**Source document**
########

Inflammatory co-morbidities damage the brain. Severe (that is, severe sepsis) or prolonged systemic inflammation (that is, diabetes, atherosclerosis, obesity, arthritis), even when superimposed on the normal healthy brain (left: intact synaptic integrity and normal ramified microglia shown), can activate microglia and contribute to changes deleterious for cognitive function and thus increase dementia risk. Strength of induction of inflammatory mediators is shown in the dashed box and echoed by the red gradient. Similarly, when superimposed upon the already pathological brain (right: comprising β-amyloidosis, synaptic loss, neuronal death (green apoptotic nuclei in red-labelled neurons) and microglial activation), even relatively mild/moderate acute systemic inflammation can switch the phenotype of primed microglial cells to produce robust exacerbation of central nervous system (CNS) inflammation and to produce damage in the brain, which can contribute to long-term cognitive decline. Severe or prolonged inflammation superimposed on the already pathological brain is predicted to have even more deleterious consequences for trajectory of decline. Figure adapted from [106] and used with permission of Cambridge University Press. BDNF, brain-derived neurotrophic factor.

Figure 2

Recognition of microbial products and alarmins to induce systemic inflammation and impacts on the brain. Pathogen-associated molecular patterns (PAMPs) and damage-associated molecular patterns (DAMPs or alarmins) induce systemic inflammatory mediators in multiple tissues of the body after infection, surgery, injury or arthritis. Although some aspects of the pathways shown remain unclear, it is clear that all conditions can bring about elevated systemic inflammatory mediators and that these can signal to the brain via well established routes, including direct neural activation via afferent nerves and activation of inflammatory cells in circumventricular organs lacking a patent blood–brain barrier, allowing secretion of inflammatory mediators into the brain parenchyma and activation of soluble mediators at the brain endothelium. Direct impacts on brain pathology or on cognitive function have been shown for all of these insults. Dashed arrows indicate that though these mediators are the result of inflammatory stimulation in the tissues/joints, they also contribute to the ongoing inflammation in those tissues. HMGB1, high mobility group box-1; IFN, interferon; IL, interleukin; LPS, lipopolysaccharide; NO, nitric oxide; PGN, peptidoglycan; ROS, reactive oxygen species; TNF, tumour necrosis factor.

Figure 3

Altered trajectories. Cognitive function may decline via stepwise decrements upon a declining baseline due to the cumulative effect of multiple acute systemic inflammatory events (SIEs; shown as lightning strikes, with corresponding acute decrements shown on the blue trajectory) but may also progress more rapidly due to the ongoing effects of chronic inflammatory co-morbidities (black, dashed trajectory) such as those discussed herein. The prediction is that underlying pathology such as amyloid beta may not manifest as dementia, or will manifest significantly later (disease without (w/o) acute SIEs, red trajectory), without the influence of these co-morbid factors (data based on [22,23,45]).

########

**Material supplied**
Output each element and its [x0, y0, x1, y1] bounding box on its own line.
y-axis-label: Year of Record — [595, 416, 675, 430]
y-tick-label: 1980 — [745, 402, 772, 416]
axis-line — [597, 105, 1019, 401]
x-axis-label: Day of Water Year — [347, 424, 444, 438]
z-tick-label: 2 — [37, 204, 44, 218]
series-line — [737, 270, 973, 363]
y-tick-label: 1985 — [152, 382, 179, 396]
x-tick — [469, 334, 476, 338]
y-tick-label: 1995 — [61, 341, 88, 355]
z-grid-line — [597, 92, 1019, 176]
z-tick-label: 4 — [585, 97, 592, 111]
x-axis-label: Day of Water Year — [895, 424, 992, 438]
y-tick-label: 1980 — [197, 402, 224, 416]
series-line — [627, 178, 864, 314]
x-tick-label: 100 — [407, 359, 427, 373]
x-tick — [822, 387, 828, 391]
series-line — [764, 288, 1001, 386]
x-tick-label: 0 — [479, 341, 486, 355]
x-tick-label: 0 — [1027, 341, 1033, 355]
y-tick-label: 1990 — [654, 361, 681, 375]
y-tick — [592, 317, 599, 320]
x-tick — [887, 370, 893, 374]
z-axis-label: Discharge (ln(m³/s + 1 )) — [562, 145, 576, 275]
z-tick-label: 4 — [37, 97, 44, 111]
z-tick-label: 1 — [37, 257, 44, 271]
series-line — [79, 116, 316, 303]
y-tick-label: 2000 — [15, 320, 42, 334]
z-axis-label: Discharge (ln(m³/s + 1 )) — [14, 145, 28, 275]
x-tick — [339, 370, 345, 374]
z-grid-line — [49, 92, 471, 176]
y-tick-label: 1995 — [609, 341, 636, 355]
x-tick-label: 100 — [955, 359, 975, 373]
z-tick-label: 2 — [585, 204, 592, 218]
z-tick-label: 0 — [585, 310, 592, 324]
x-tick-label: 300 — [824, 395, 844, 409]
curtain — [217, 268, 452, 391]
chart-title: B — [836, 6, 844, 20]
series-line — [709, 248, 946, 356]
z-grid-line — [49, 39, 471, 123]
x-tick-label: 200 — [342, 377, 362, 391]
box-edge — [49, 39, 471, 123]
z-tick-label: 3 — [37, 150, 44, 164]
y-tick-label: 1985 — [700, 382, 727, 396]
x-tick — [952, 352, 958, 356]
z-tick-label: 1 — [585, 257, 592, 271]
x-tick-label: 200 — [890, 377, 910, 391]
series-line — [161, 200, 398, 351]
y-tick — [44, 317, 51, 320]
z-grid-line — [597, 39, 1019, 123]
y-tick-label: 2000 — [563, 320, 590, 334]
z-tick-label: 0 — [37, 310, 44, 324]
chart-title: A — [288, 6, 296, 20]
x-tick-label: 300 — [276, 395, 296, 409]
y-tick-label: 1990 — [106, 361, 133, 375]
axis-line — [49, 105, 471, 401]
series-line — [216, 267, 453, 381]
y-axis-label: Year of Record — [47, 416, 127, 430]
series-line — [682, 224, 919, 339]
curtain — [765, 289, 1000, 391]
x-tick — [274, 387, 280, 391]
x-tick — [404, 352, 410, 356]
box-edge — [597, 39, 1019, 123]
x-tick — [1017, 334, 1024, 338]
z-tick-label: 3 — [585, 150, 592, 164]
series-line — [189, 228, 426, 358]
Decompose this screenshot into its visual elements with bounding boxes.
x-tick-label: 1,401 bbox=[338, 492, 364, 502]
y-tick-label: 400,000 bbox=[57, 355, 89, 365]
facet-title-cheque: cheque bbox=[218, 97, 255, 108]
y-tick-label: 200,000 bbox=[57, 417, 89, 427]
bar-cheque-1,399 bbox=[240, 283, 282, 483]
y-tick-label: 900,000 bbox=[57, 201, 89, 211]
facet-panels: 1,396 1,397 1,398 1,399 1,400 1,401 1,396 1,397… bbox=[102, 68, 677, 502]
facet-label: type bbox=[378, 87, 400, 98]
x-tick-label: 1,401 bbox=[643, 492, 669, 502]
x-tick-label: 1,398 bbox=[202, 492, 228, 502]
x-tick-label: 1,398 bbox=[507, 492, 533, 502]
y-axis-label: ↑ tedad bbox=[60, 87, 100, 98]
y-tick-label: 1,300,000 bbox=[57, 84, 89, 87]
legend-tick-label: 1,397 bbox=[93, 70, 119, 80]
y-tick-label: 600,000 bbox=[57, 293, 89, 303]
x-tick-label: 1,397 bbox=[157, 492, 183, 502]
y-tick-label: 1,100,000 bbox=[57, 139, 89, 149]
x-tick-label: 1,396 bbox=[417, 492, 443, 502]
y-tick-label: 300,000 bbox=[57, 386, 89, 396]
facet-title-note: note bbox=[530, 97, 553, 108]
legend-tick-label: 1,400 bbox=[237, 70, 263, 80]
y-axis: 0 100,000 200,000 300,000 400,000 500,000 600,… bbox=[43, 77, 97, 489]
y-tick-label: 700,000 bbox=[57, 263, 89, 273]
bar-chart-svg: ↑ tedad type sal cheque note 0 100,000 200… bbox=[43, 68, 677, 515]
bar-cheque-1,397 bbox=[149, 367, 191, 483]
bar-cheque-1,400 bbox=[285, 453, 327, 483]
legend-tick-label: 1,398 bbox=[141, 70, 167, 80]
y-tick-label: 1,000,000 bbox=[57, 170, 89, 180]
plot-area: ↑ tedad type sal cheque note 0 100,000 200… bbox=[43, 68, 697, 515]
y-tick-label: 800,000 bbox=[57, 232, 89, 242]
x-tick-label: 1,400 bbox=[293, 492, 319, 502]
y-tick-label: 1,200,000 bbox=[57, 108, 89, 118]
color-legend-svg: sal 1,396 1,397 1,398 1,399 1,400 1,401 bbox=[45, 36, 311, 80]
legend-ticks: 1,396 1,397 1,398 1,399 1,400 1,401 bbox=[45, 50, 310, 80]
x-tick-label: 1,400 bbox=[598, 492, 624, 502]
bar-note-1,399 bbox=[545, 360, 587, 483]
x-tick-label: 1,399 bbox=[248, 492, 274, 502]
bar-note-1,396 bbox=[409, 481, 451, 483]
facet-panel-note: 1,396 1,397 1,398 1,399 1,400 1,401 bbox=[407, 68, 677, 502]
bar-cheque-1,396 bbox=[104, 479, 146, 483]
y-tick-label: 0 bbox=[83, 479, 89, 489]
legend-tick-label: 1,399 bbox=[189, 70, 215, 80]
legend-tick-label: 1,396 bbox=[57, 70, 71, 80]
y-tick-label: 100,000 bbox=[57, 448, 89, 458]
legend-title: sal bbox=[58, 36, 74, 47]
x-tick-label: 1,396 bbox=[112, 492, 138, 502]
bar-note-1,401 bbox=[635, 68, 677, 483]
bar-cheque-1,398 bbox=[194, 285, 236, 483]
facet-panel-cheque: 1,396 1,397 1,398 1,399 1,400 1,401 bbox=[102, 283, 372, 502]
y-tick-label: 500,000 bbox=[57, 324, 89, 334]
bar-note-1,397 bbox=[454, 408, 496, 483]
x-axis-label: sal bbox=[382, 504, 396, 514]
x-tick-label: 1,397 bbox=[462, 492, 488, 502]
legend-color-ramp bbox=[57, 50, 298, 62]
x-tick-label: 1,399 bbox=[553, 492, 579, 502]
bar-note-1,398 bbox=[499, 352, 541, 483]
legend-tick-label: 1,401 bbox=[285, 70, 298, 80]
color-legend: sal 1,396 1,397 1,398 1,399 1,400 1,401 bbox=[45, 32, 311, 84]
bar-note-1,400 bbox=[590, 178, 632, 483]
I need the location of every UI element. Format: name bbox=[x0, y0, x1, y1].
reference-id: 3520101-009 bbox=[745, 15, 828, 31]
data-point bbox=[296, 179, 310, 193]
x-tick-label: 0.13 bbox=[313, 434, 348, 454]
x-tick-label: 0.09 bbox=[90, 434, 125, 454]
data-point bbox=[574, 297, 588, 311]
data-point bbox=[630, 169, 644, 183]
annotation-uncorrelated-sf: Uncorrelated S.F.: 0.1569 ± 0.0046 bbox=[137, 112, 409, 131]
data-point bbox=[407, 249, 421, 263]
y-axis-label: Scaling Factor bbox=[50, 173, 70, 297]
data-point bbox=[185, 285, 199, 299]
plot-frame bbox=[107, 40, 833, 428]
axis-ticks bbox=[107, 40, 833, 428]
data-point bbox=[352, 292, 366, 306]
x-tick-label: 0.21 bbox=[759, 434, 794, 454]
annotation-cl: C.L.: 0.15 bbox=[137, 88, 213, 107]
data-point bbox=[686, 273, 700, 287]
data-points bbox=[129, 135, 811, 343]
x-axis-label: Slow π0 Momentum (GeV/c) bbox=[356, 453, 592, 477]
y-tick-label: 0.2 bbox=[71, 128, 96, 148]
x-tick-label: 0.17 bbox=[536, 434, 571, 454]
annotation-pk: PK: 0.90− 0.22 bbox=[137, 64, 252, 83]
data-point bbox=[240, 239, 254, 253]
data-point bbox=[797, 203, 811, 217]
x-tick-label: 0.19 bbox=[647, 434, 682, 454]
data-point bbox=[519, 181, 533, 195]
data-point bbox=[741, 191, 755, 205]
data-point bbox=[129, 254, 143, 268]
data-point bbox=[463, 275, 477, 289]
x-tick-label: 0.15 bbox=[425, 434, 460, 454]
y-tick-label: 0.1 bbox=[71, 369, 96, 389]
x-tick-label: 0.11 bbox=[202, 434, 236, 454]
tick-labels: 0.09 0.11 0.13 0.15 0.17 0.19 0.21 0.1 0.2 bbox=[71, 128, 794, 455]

########

Write out the part of the inflammation and brain figure captions above between "Altered trajectories. Cognitive" and "based on [22,23,45]).", inclusive, word for word.

Altered trajectories. Cognitive function may decline via stepwise decrements upon a declining baseline due to the cumulative effect of multiple acute systemic inflammatory events (SIEs; shown as lightning strikes, with corresponding acute decrements shown on the blue trajectory) but may also progress more rapidly due to the ongoing effects of chronic inflammatory co-morbidities (black, dashed trajectory) such as those discussed herein. The prediction is that underlying pathology such as amyloid beta may not manifest as dementia, or will manifest significantly later (disease without (w/o) acute SIEs, red trajectory), without the influence of these co-morbid factors (data based on [22,23,45]).